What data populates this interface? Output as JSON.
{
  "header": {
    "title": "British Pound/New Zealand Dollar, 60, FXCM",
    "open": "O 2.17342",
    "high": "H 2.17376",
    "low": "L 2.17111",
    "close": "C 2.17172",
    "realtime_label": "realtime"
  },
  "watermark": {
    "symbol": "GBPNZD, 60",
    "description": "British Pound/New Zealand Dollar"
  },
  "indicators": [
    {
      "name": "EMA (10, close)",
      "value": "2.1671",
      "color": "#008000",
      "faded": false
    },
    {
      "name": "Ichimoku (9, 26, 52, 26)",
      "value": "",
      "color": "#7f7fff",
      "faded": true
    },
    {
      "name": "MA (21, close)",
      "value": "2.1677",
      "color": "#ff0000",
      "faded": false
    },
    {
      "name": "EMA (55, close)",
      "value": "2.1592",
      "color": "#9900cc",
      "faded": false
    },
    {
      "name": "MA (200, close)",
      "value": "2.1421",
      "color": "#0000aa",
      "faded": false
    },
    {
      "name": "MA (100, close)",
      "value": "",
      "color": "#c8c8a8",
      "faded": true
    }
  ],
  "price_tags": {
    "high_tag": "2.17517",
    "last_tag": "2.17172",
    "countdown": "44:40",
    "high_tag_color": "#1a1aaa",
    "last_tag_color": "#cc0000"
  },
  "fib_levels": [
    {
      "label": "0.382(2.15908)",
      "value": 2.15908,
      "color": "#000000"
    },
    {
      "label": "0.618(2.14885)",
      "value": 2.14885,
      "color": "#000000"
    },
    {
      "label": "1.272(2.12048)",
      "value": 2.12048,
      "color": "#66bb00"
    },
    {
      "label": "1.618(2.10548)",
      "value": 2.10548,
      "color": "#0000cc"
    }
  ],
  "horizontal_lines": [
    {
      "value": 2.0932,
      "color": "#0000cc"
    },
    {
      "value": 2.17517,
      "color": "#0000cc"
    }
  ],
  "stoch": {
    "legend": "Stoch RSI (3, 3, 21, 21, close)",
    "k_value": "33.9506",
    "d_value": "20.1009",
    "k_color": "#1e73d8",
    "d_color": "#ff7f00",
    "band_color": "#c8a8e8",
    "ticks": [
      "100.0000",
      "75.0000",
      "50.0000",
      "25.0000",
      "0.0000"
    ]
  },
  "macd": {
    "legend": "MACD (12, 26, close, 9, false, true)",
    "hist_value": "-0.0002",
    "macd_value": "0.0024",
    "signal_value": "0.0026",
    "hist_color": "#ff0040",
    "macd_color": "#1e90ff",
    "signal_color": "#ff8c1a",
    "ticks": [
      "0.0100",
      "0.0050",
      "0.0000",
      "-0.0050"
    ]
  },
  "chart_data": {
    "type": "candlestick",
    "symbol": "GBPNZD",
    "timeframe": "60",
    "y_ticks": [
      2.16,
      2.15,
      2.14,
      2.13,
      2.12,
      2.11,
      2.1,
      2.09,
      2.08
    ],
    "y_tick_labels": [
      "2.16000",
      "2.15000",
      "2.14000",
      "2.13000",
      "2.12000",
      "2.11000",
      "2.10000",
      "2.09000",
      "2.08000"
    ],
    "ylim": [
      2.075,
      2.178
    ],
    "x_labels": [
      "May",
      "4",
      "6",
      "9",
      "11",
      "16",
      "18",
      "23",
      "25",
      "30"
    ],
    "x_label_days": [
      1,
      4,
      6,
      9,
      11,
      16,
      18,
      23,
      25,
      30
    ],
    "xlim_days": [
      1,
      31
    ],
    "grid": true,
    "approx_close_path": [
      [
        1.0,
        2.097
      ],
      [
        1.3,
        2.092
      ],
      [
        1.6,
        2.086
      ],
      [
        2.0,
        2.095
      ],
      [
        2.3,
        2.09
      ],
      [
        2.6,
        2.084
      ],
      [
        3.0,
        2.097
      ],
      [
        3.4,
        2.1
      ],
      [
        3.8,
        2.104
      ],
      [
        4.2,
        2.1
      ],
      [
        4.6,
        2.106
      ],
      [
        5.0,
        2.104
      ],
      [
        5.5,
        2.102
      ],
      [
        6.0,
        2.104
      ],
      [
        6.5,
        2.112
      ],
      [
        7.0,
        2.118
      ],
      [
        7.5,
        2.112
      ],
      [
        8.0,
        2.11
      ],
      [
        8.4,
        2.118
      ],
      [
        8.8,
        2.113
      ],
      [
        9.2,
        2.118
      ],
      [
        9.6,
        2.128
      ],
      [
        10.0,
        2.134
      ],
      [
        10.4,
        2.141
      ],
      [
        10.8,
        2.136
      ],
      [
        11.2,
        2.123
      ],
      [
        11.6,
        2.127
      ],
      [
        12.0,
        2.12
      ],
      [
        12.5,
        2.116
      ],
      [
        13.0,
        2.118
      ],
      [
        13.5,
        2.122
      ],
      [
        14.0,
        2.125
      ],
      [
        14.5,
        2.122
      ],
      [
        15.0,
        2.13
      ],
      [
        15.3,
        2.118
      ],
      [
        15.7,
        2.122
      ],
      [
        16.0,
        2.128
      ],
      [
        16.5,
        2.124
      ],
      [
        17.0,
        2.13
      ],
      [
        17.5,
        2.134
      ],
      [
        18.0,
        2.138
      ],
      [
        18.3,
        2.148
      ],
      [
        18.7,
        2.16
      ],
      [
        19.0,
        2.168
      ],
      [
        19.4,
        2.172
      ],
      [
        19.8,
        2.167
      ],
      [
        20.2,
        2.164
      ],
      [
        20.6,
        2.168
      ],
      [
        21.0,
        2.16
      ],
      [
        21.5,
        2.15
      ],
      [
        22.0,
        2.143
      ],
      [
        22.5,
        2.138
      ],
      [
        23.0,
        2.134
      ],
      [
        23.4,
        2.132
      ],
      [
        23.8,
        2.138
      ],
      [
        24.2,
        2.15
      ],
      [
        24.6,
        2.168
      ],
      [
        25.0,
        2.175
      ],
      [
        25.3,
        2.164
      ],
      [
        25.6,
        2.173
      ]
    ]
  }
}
————————
Given task: Copy out the data shown above without altering anything.

Result of this exercise:
What data populates this interface? Output as JSON.
{
  "header": {
    "title": "British Pound/New Zealand Dollar, 60, FXCM",
    "open": "O 2.17342",
    "high": "H 2.17376",
    "low": "L 2.17111",
    "close": "C 2.17172",
    "realtime_label": "realtime"
  },
  "watermark": {
    "symbol": "GBPNZD, 60",
    "description": "British Pound/New Zealand Dollar"
  },
  "indicators": [
    {
      "name": "EMA (10, close)",
      "value": "2.1671",
      "color": "#008000",
      "faded": false
    },
    {
      "name": "Ichimoku (9, 26, 52, 26)",
      "value": "",
      "color": "#7f7fff",
      "faded": true
    },
    {
      "name": "MA (21, close)",
      "value": "2.1677",
      "color": "#ff0000",
      "faded": false
    },
    {
      "name": "EMA (55, close)",
      "value": "2.1592",
      "color": "#9900cc",
      "faded": false
    },
    {
      "name": "MA (200, close)",
      "value": "2.1421",
      "color": "#0000aa",
      "faded": false
    },
    {
      "name": "MA (100, close)",
      "value": "",
      "color": "#c8c8a8",
      "faded": true
    }
  ],
  "price_tags": {
    "high_tag": "2.17517",
    "last_tag": "2.17172",
    "countdown": "44:40",
    "high_tag_color": "#1a1aaa",
    "last_tag_color": "#cc0000"
  },
  "fib_levels": [
    {
      "label": "0.382(2.15908)",
      "value": 2.15908,
      "color": "#000000"
    },
    {
      "label": "0.618(2.14885)",
      "value": 2.14885,
      "color": "#000000"
    },
    {
      "label": "1.272(2.12048)",
      "value": 2.12048,
      "color": "#66bb00"
    },
    {
      "label": "1.618(2.10548)",
      "value": 2.10548,
      "color": "#0000cc"
    }
  ],
  "horizontal_lines": [
    {
      "value": 2.0932,
      "color": "#0000cc"
    },
    {
      "value": 2.17517,
      "color": "#0000cc"
    }
  ],
  "stoch": {
    "legend": "Stoch RSI (3, 3, 21, 21, close)",
    "k_value": "33.9506",
    "d_value": "20.1009",
    "k_color": "#1e73d8",
    "d_color": "#ff7f00",
    "band_color": "#c8a8e8",
    "ticks": [
      "100.0000",
      "75.0000",
      "50.0000",
      "25.0000",
      "0.0000"
    ]
  },
  "macd": {
    "legend": "MACD (12, 26, close, 9, false, true)",
    "hist_value": "-0.0002",
    "macd_value": "0.0024",
    "signal_value": "0.0026",
    "hist_color": "#ff0040",
    "macd_color": "#1e90ff",
    "signal_color": "#ff8c1a",
    "ticks": [
      "0.0100",
      "0.0050",
      "0.0000",
      "-0.0050"
    ]
  },
  "chart_data": {
    "type": "candlestick",
    "symbol": "GBPNZD",
    "timeframe": "60",
    "y_ticks": [
      2.16,
      2.15,
      2.14,
      2.13,
      2.12,
      2.11,
      2.1,
      2.09,
      2.08
    ],
    "y_tick_labels": [
      "2.16000",
      "2.15000",
      "2.14000",
      "2.13000",
      "2.12000",
      "2.11000",
      "2.10000",
      "2.09000",
      "2.08000"
    ],
    "ylim": [
      2.075,
      2.178
    ],
    "x_labels": [
      "May",
      "4",
      "6",
      "9",
      "11",
      "16",
      "18",
      "23",
      "25",
      "30"
    ],
    "x_label_days": [
      1,
      4,
      6,
      9,
      11,
      16,
      18,
      23,
      25,
      30
    ],
    "xlim_days": [
      1,
      31
    ],
    "grid": true,
    "approx_close_path": [
      [
        1.0,
        2.097
      ],
      [
        1.3,
        2.092
      ],
      [
        1.6,
        2.086
      ],
      [
        2.0,
        2.095
      ],
      [
        2.3,
        2.09
      ],
      [
        2.6,
        2.084
      ],
      [
        3.0,
        2.097
      ],
      [
        3.4,
        2.1
      ],
      [
        3.8,
        2.104
      ],
      [
        4.2,
        2.1
      ],
      [
        4.6,
        2.106
      ],
      [
        5.0,
        2.104
      ],
      [
        5.5,
        2.102
      ],
      [
        6.0,
        2.104
      ],
      [
        6.5,
        2.112
      ],
      [
        7.0,
        2.118
      ],
      [
        7.5,
        2.112
      ],
      [
        8.0,
        2.11
      ],
      [
        8.4,
        2.118
      ],
      [
        8.8,
        2.113
      ],
      [
        9.2,
        2.118
      ],
      [
        9.6,
        2.128
      ],
      [
        10.0,
        2.134
      ],
      [
        10.4,
        2.141
      ],
      [
        10.8,
        2.136
      ],
      [
        11.2,
        2.123
      ],
      [
        11.6,
        2.127
      ],
      [
        12.0,
        2.12
      ],
      [
        12.5,
        2.116
      ],
      [
        13.0,
        2.118
      ],
      [
        13.5,
        2.122
      ],
      [
        14.0,
        2.125
      ],
      [
        14.5,
        2.122
      ],
      [
        15.0,
        2.13
      ],
      [
        15.3,
        2.118
      ],
      [
        15.7,
        2.122
      ],
      [
        16.0,
        2.128
      ],
      [
        16.5,
        2.124
      ],
      [
        17.0,
        2.13
      ],
      [
        17.5,
        2.134
      ],
      [
        18.0,
        2.138
      ],
      [
        18.3,
        2.148
      ],
      [
        18.7,
        2.16
      ],
      [
        19.0,
        2.168
      ],
      [
        19.4,
        2.172
      ],
      [
        19.8,
        2.167
      ],
      [
        20.2,
        2.164
      ],
      [
        20.6,
        2.168
      ],
      [
        21.0,
        2.16
      ],
      [
        21.5,
        2.15
      ],
      [
        22.0,
        2.143
      ],
      [
        22.5,
        2.138
      ],
      [
        23.0,
        2.134
      ],
      [
        23.4,
        2.132
      ],
      [
        23.8,
        2.138
      ],
      [
        24.2,
        2.15
      ],
      [
        24.6,
        2.168
      ],
      [
        25.0,
        2.175
      ],
      [
        25.3,
        2.164
      ],
      [
        25.6,
        2.173
      ]
    ]
  }
}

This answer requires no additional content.